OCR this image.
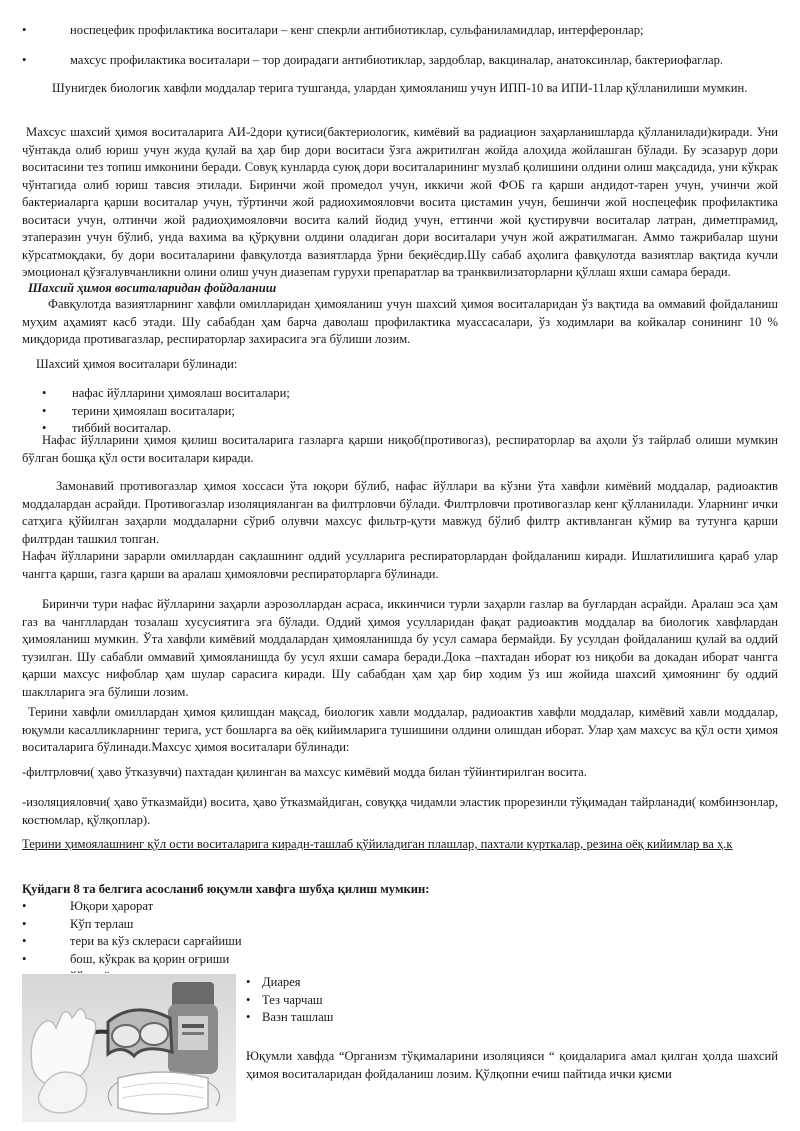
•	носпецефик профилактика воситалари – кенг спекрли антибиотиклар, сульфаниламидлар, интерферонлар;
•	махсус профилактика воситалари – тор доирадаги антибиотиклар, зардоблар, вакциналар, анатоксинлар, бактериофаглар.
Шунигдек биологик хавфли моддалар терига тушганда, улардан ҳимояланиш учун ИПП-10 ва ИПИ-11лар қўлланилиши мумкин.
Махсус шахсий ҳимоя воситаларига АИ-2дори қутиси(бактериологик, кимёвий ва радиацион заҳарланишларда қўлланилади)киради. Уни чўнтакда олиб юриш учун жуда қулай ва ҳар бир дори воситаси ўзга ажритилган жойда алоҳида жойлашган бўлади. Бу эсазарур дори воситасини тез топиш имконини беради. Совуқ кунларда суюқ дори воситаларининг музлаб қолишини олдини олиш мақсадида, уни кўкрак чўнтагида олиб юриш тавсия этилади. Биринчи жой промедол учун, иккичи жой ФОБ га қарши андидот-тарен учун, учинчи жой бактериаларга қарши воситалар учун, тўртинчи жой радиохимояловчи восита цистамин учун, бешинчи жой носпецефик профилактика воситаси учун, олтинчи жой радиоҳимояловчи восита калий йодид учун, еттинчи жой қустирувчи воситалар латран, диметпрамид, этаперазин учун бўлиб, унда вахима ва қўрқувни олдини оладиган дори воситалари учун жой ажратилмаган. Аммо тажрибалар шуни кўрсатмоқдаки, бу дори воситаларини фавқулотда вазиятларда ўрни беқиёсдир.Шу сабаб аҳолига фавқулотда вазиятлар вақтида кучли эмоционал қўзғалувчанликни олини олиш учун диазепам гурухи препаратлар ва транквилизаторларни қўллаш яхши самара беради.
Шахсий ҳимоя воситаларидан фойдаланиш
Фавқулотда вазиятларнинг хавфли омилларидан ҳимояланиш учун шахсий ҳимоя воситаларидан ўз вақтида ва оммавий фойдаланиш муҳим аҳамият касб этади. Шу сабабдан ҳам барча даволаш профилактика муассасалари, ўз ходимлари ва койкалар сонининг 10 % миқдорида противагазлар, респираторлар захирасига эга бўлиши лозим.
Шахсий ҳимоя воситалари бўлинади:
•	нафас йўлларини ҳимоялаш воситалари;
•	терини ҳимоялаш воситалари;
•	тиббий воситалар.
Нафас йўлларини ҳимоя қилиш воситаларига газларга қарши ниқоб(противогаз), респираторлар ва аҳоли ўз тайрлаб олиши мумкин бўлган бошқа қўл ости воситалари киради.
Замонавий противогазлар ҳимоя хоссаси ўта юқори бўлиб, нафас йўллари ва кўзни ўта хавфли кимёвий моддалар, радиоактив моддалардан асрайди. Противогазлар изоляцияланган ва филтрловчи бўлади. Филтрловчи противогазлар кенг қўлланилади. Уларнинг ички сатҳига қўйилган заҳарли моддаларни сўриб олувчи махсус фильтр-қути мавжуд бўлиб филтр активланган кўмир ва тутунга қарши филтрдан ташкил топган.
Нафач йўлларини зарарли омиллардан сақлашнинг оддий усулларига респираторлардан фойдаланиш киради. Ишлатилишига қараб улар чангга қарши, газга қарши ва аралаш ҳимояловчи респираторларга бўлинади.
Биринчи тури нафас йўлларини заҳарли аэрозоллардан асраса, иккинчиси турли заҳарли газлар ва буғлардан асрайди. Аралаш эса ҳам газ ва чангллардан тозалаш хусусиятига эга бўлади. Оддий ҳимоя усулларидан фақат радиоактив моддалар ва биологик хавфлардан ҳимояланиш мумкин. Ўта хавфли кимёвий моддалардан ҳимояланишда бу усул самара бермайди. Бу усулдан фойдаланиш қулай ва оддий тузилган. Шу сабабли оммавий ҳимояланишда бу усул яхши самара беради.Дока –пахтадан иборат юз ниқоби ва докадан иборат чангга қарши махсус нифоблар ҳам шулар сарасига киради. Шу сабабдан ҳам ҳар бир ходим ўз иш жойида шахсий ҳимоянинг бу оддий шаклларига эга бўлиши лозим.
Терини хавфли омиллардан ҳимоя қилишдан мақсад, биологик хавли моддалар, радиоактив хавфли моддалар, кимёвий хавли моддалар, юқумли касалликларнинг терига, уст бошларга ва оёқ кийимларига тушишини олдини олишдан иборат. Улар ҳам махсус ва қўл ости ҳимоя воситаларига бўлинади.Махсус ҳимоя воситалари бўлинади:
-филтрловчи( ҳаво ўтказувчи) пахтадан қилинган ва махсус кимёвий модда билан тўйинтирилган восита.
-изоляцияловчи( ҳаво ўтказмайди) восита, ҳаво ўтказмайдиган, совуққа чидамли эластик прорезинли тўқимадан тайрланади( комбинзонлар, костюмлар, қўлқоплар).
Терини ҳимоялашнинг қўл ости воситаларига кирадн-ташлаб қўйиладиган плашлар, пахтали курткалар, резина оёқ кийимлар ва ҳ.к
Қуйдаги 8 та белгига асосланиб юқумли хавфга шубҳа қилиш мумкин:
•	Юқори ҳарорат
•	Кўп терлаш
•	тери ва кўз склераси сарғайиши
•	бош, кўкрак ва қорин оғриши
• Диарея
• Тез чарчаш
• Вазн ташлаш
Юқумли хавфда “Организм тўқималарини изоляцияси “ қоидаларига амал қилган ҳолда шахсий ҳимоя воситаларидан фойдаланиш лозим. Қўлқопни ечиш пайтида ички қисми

========

- _Directions_:
Your task is to copy the entries in full and exactly, without any images.

- _Answer below_:
OCR this image.
•	носпецефик профилактика воситалари – кенг спекрли антибиотиклар, сульфаниламидлар, интерферонлар;
•	махсус профилактика воситалари – тор доирадаги антибиотиклар, зардоблар, вакциналар, анатоксинлар, бактериофаглар.
Шунигдек биологик хавфли моддалар терига тушганда, улардан ҳимояланиш учун ИПП-10 ва ИПИ-11лар қўлланилиши мумкин.
Махсус шахсий ҳимоя воситаларига АИ-2дори қутиси(бактериологик, кимёвий ва радиацион заҳарланишларда қўлланилади)киради. Уни чўнтакда олиб юриш учун жуда қулай ва ҳар бир дори воситаси ўзга ажритилган жойда алоҳида жойлашган бўлади. Бу эсазарур дори воситасини тез топиш имконини беради. Совуқ кунларда суюқ дори воситаларининг музлаб қолишини олдини олиш мақсадида, уни кўкрак чўнтагида олиб юриш тавсия этилади. Биринчи жой промедол учун, иккичи жой ФОБ га қарши андидот-тарен учун, учинчи жой бактериаларга қарши воситалар учун, тўртинчи жой радиохимояловчи восита цистамин учун, бешинчи жой носпецефик профилактика воситаси учун, олтинчи жой радиоҳимояловчи восита калий йодид учун, еттинчи жой қустирувчи воситалар латран, диметпрамид, этаперазин учун бўлиб, унда вахима ва қўрқувни олдини оладиган дори воситалари учун жой ажратилмаган. Аммо тажрибалар шуни кўрсатмоқдаки, бу дори воситаларини фавқулотда вазиятларда ўрни беқиёсдир.Шу сабаб аҳолига фавқулотда вазиятлар вақтида кучли эмоционал қўзғалувчанликни олини олиш учун диазепам гурухи препаратлар ва транквилизаторларни қўллаш яхши самара беради.
Шахсий ҳимоя воситаларидан фойдаланиш
Фавқулотда вазиятларнинг хавфли омилларидан ҳимояланиш учун шахсий ҳимоя воситаларидан ўз вақтида ва оммавий фойдаланиш муҳим аҳамият касб этади. Шу сабабдан ҳам барча даволаш профилактика муассасалари, ўз ходимлари ва койкалар сонининг 10 % миқдорида противагазлар, респираторлар захирасига эга бўлиши лозим.
Шахсий ҳимоя воситалари бўлинади:
•	нафас йўлларини ҳимоялаш воситалари;
•	терини ҳимоялаш воситалари;
•	тиббий воситалар.
Нафас йўлларини ҳимоя қилиш воситаларига газларга қарши ниқоб(противогаз), респираторлар ва аҳоли ўз тайрлаб олиши мумкин бўлган бошқа қўл ости воситалари киради.
Замонавий противогазлар ҳимоя хоссаси ўта юқори бўлиб, нафас йўллари ва кўзни ўта хавфли кимёвий моддалар, радиоактив моддалардан асрайди. Противогазлар изоляцияланган ва филтрловчи бўлади. Филтрловчи противогазлар кенг қўлланилади. Уларнинг ички сатҳига қўйилган заҳарли моддаларни сўриб олувчи махсус фильтр-қути мавжуд бўлиб филтр активланган кўмир ва тутунга қарши филтрдан ташкил топган.
Нафач йўлларини зарарли омиллардан сақлашнинг оддий усулларига респираторлардан фойдаланиш киради. Ишлатилишига қараб улар чангга қарши, газга қарши ва аралаш ҳимояловчи респираторларга бўлинади.
Биринчи тури нафас йўлларини заҳарли аэрозоллардан асраса, иккинчиси турли заҳарли газлар ва буғлардан асрайди. Аралаш эса ҳам газ ва чангллардан тозалаш хусусиятига эга бўлади. Оддий ҳимоя усулларидан фақат радиоактив моддалар ва биологик хавфлардан ҳимояланиш мумкин. Ўта хавфли кимёвий моддалардан ҳимояланишда бу усул самара бермайди. Бу усулдан фойдаланиш қулай ва оддий тузилган. Шу сабабли оммавий ҳимояланишда бу усул яхши самара беради.Дока –пахтадан иборат юз ниқоби ва докадан иборат чангга қарши махсус нифоблар ҳам шулар сарасига киради. Шу сабабдан ҳам ҳар бир ходим ўз иш жойида шахсий ҳимоянинг бу оддий шаклларига эга бўлиши лозим.
Терини хавфли омиллардан ҳимоя қилишдан мақсад, биологик хавли моддалар, радиоактив хавфли моддалар, кимёвий хавли моддалар, юқумли касалликларнинг терига, уст бошларга ва оёқ кийимларига тушишини олдини олишдан иборат. Улар ҳам махсус ва қўл ости ҳимоя воситаларига бўлинади.Махсус ҳимоя воситалари бўлинади:
-филтрловчи( ҳаво ўтказувчи) пахтадан қилинган ва махсус кимёвий модда билан тўйинтирилган восита.
-изоляцияловчи( ҳаво ўтказмайди) восита, ҳаво ўтказмайдиган, совуққа чидамли эластик прорезинли тўқимадан тайрланади( комбинзонлар, костюмлар, қўлқоплар).
Терини ҳимоялашнинг қўл ости воситаларига кирадн-ташлаб қўйиладиган плашлар, пахтали курткалар, резина оёқ кийимлар ва ҳ.к
Қуйдаги 8 та белгига асосланиб юқумли хавфга шубҳа қилиш мумкин:
•	Юқори ҳарорат
•	Кўп терлаш
•	тери ва кўз склераси сарғайиши
•	бош, кўкрак ва қорин оғриши
• Диарея
• Тез чарчаш
• Вазн ташлаш
Юқумли хавфда “Организм тўқималарини изоляцияси “ қоидаларига амал қилган ҳолда шахсий ҳимоя воситаларидан фойдаланиш лозим. Қўлқопни ечиш пайтида ички қисми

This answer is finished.